### Problem description
Print all the records exactly, please.

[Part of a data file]
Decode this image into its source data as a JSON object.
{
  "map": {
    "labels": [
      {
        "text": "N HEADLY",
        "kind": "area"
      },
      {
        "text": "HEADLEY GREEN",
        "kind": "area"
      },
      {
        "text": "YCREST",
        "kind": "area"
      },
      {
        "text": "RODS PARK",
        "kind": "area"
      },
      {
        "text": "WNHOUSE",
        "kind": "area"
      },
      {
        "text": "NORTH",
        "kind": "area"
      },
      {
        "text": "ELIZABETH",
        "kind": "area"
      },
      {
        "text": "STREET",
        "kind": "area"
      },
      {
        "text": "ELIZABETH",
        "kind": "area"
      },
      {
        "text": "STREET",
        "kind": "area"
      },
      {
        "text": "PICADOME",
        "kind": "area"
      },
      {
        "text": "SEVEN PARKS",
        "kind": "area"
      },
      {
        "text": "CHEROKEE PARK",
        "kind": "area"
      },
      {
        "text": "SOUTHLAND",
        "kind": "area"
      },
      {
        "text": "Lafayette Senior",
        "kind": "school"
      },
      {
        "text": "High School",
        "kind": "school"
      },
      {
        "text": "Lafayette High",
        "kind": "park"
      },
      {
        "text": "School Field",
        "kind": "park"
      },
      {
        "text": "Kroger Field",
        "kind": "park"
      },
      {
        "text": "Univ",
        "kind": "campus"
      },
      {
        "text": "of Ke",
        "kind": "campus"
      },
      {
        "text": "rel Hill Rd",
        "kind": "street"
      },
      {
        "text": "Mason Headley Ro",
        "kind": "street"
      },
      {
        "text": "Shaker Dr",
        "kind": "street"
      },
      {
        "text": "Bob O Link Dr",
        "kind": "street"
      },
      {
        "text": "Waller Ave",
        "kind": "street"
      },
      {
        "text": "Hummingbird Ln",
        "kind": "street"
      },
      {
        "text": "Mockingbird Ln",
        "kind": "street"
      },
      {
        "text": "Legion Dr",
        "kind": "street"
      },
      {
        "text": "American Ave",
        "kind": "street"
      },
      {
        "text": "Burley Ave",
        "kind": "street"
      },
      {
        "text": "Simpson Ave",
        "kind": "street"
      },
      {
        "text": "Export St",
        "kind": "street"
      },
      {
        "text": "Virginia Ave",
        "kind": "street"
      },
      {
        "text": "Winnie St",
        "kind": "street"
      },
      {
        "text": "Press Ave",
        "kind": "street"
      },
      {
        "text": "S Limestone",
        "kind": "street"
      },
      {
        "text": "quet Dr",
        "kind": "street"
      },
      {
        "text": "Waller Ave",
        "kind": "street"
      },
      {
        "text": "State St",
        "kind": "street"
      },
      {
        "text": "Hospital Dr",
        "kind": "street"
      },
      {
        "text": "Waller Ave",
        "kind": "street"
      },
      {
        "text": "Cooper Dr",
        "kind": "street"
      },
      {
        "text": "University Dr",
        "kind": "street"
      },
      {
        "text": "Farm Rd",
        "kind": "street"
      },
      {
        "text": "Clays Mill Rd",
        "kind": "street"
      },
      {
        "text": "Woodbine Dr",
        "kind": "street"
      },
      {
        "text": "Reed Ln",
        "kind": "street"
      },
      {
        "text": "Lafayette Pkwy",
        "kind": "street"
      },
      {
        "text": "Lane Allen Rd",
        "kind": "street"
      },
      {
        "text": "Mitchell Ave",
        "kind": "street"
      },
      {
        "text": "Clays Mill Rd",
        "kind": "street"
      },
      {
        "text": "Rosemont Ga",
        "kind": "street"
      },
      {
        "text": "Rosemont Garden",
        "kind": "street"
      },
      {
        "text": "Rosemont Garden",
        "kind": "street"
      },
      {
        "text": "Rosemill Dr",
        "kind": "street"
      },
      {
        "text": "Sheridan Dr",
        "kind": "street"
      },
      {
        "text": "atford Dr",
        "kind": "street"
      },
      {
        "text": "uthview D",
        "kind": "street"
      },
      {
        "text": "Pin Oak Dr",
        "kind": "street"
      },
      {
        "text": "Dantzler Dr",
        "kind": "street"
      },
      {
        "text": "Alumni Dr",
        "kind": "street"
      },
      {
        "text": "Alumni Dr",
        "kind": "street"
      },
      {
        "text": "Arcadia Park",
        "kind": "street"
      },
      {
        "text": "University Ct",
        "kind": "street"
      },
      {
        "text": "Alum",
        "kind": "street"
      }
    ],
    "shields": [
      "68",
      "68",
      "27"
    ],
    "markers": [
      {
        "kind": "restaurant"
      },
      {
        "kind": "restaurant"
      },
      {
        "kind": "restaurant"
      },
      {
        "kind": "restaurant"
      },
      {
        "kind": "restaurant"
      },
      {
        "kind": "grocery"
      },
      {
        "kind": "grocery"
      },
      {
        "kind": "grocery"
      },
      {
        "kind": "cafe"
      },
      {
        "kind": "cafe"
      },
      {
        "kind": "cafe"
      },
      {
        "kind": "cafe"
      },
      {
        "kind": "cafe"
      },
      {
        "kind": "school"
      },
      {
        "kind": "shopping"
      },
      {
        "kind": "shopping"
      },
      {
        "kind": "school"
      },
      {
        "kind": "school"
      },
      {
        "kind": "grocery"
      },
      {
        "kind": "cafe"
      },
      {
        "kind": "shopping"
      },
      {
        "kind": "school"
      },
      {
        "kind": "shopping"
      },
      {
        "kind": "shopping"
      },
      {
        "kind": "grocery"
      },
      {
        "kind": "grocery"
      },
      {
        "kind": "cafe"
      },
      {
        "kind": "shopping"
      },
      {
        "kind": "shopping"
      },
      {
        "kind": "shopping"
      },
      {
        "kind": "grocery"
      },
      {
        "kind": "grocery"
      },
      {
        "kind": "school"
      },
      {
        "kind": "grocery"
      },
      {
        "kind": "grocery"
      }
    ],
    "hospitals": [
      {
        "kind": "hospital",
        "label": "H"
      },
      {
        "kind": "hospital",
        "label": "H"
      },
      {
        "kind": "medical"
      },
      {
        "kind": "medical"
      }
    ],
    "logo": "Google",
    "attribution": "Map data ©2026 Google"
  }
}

### Complete output
Decode this image into its source data as a JSON object.
{
  "map": {
    "labels": [
      {
        "text": "N HEADLY",
        "kind": "area"
      },
      {
        "text": "HEADLEY GREEN",
        "kind": "area"
      },
      {
        "text": "YCREST",
        "kind": "area"
      },
      {
        "text": "RODS PARK",
        "kind": "area"
      },
      {
        "text": "WNHOUSE",
        "kind": "area"
      },
      {
        "text": "NORTH",
        "kind": "area"
      },
      {
        "text": "ELIZABETH",
        "kind": "area"
      },
      {
        "text": "STREET",
        "kind": "area"
      },
      {
        "text": "ELIZABETH",
        "kind": "area"
      },
      {
        "text": "STREET",
        "kind": "area"
      },
      {
        "text": "PICADOME",
        "kind": "area"
      },
      {
        "text": "SEVEN PARKS",
        "kind": "area"
      },
      {
        "text": "CHEROKEE PARK",
        "kind": "area"
      },
      {
        "text": "SOUTHLAND",
        "kind": "area"
      },
      {
        "text": "Lafayette Senior",
        "kind": "school"
      },
      {
        "text": "High School",
        "kind": "school"
      },
      {
        "text": "Lafayette High",
        "kind": "park"
      },
      {
        "text": "School Field",
        "kind": "park"
      },
      {
        "text": "Kroger Field",
        "kind": "park"
      },
      {
        "text": "Univ",
        "kind": "campus"
      },
      {
        "text": "of Ke",
        "kind": "campus"
      },
      {
        "text": "rel Hill Rd",
        "kind": "street"
      },
      {
        "text": "Mason Headley Ro",
        "kind": "street"
      },
      {
        "text": "Shaker Dr",
        "kind": "street"
      },
      {
        "text": "Bob O Link Dr",
        "kind": "street"
      },
      {
        "text": "Waller Ave",
        "kind": "street"
      },
      {
        "text": "Hummingbird Ln",
        "kind": "street"
      },
      {
        "text": "Mockingbird Ln",
        "kind": "street"
      },
      {
        "text": "Legion Dr",
        "kind": "street"
      },
      {
        "text": "American Ave",
        "kind": "street"
      },
      {
        "text": "Burley Ave",
        "kind": "street"
      },
      {
        "text": "Simpson Ave",
        "kind": "street"
      },
      {
        "text": "Export St",
        "kind": "street"
      },
      {
        "text": "Virginia Ave",
        "kind": "street"
      },
      {
        "text": "Winnie St",
        "kind": "street"
      },
      {
        "text": "Press Ave",
        "kind": "street"
      },
      {
        "text": "S Limestone",
        "kind": "street"
      },
      {
        "text": "quet Dr",
        "kind": "street"
      },
      {
        "text": "Waller Ave",
        "kind": "street"
      },
      {
        "text": "State St",
        "kind": "street"
      },
      {
        "text": "Hospital Dr",
        "kind": "street"
      },
      {
        "text": "Waller Ave",
        "kind": "street"
      },
      {
        "text": "Cooper Dr",
        "kind": "street"
      },
      {
        "text": "University Dr",
        "kind": "street"
      },
      {
        "text": "Farm Rd",
        "kind": "street"
      },
      {
        "text": "Clays Mill Rd",
        "kind": "street"
      },
      {
        "text": "Woodbine Dr",
        "kind": "street"
      },
      {
        "text": "Reed Ln",
        "kind": "street"
      },
      {
        "text": "Lafayette Pkwy",
        "kind": "street"
      },
      {
        "text": "Lane Allen Rd",
        "kind": "street"
      },
      {
        "text": "Mitchell Ave",
        "kind": "street"
      },
      {
        "text": "Clays Mill Rd",
        "kind": "street"
      },
      {
        "text": "Rosemont Ga",
        "kind": "street"
      },
      {
        "text": "Rosemont Garden",
        "kind": "street"
      },
      {
        "text": "Rosemont Garden",
        "kind": "street"
      },
      {
        "text": "Rosemill Dr",
        "kind": "street"
      },
      {
        "text": "Sheridan Dr",
        "kind": "street"
      },
      {
        "text": "atford Dr",
        "kind": "street"
      },
      {
        "text": "uthview D",
        "kind": "street"
      },
      {
        "text": "Pin Oak Dr",
        "kind": "street"
      },
      {
        "text": "Dantzler Dr",
        "kind": "street"
      },
      {
        "text": "Alumni Dr",
        "kind": "street"
      },
      {
        "text": "Alumni Dr",
        "kind": "street"
      },
      {
        "text": "Arcadia Park",
        "kind": "street"
      },
      {
        "text": "University Ct",
        "kind": "street"
      },
      {
        "text": "Alum",
        "kind": "street"
      }
    ],
    "shields": [
      "68",
      "68",
      "27"
    ],
    "markers": [
      {
        "kind": "restaurant"
      },
      {
        "kind": "restaurant"
      },
      {
        "kind": "restaurant"
      },
      {
        "kind": "restaurant"
      },
      {
        "kind": "restaurant"
      },
      {
        "kind": "grocery"
      },
      {
        "kind": "grocery"
      },
      {
        "kind": "grocery"
      },
      {
        "kind": "cafe"
      },
      {
        "kind": "cafe"
      },
      {
        "kind": "cafe"
      },
      {
        "kind": "cafe"
      },
      {
        "kind": "cafe"
      },
      {
        "kind": "school"
      },
      {
        "kind": "shopping"
      },
      {
        "kind": "shopping"
      },
      {
        "kind": "school"
      },
      {
        "kind": "school"
      },
      {
        "kind": "grocery"
      },
      {
        "kind": "cafe"
      },
      {
        "kind": "shopping"
      },
      {
        "kind": "school"
      },
      {
        "kind": "shopping"
      },
      {
        "kind": "shopping"
      },
      {
        "kind": "grocery"
      },
      {
        "kind": "grocery"
      },
      {
        "kind": "cafe"
      },
      {
        "kind": "shopping"
      },
      {
        "kind": "shopping"
      },
      {
        "kind": "shopping"
      },
      {
        "kind": "grocery"
      },
      {
        "kind": "grocery"
      },
      {
        "kind": "school"
      },
      {
        "kind": "grocery"
      },
      {
        "kind": "grocery"
      }
    ],
    "hospitals": [
      {
        "kind": "hospital",
        "label": "H"
      },
      {
        "kind": "hospital",
        "label": "H"
      },
      {
        "kind": "medical"
      },
      {
        "kind": "medical"
      }
    ],
    "logo": "Google",
    "attribution": "Map data ©2026 Google"
  }
}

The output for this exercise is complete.